■ INFORMATION SUPPLIED:
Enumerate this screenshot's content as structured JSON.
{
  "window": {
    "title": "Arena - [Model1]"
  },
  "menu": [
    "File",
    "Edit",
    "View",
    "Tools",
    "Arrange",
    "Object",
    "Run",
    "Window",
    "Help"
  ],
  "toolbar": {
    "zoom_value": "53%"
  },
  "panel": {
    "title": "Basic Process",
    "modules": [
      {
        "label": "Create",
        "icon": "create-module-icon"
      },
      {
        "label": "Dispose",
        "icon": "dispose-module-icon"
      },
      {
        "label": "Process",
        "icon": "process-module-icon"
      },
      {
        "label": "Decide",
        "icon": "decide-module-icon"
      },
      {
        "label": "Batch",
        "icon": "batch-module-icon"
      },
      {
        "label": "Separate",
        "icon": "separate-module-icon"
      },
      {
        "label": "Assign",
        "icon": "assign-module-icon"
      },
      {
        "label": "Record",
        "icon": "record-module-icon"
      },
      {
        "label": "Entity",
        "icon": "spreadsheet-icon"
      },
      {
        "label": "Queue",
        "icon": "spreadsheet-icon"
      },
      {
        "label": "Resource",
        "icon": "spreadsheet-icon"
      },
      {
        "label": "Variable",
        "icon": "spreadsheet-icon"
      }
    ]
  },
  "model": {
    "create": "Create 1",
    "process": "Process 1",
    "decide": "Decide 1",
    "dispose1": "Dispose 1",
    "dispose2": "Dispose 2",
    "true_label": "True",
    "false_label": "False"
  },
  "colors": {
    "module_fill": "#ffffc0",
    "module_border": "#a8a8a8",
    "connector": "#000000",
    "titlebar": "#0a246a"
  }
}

■ TASK DETAILS:
Extract the whole listing, character for character.

■ EXERCISE RESULT:
Enumerate this screenshot's content as structured JSON.
{
  "window": {
    "title": "Arena - [Model1]"
  },
  "menu": [
    "File",
    "Edit",
    "View",
    "Tools",
    "Arrange",
    "Object",
    "Run",
    "Window",
    "Help"
  ],
  "toolbar": {
    "zoom_value": "53%"
  },
  "panel": {
    "title": "Basic Process",
    "modules": [
      {
        "label": "Create",
        "icon": "create-module-icon"
      },
      {
        "label": "Dispose",
        "icon": "dispose-module-icon"
      },
      {
        "label": "Process",
        "icon": "process-module-icon"
      },
      {
        "label": "Decide",
        "icon": "decide-module-icon"
      },
      {
        "label": "Batch",
        "icon": "batch-module-icon"
      },
      {
        "label": "Separate",
        "icon": "separate-module-icon"
      },
      {
        "label": "Assign",
        "icon": "assign-module-icon"
      },
      {
        "label": "Record",
        "icon": "record-module-icon"
      },
      {
        "label": "Entity",
        "icon": "spreadsheet-icon"
      },
      {
        "label": "Queue",
        "icon": "spreadsheet-icon"
      },
      {
        "label": "Resource",
        "icon": "spreadsheet-icon"
      },
      {
        "label": "Variable",
        "icon": "spreadsheet-icon"
      }
    ]
  },
  "model": {
    "create": "Create 1",
    "process": "Process 1",
    "decide": "Decide 1",
    "dispose1": "Dispose 1",
    "dispose2": "Dispose 2",
    "true_label": "True",
    "false_label": "False"
  },
  "colors": {
    "module_fill": "#ffffc0",
    "module_border": "#a8a8a8",
    "connector": "#000000",
    "titlebar": "#0a246a"
  }
}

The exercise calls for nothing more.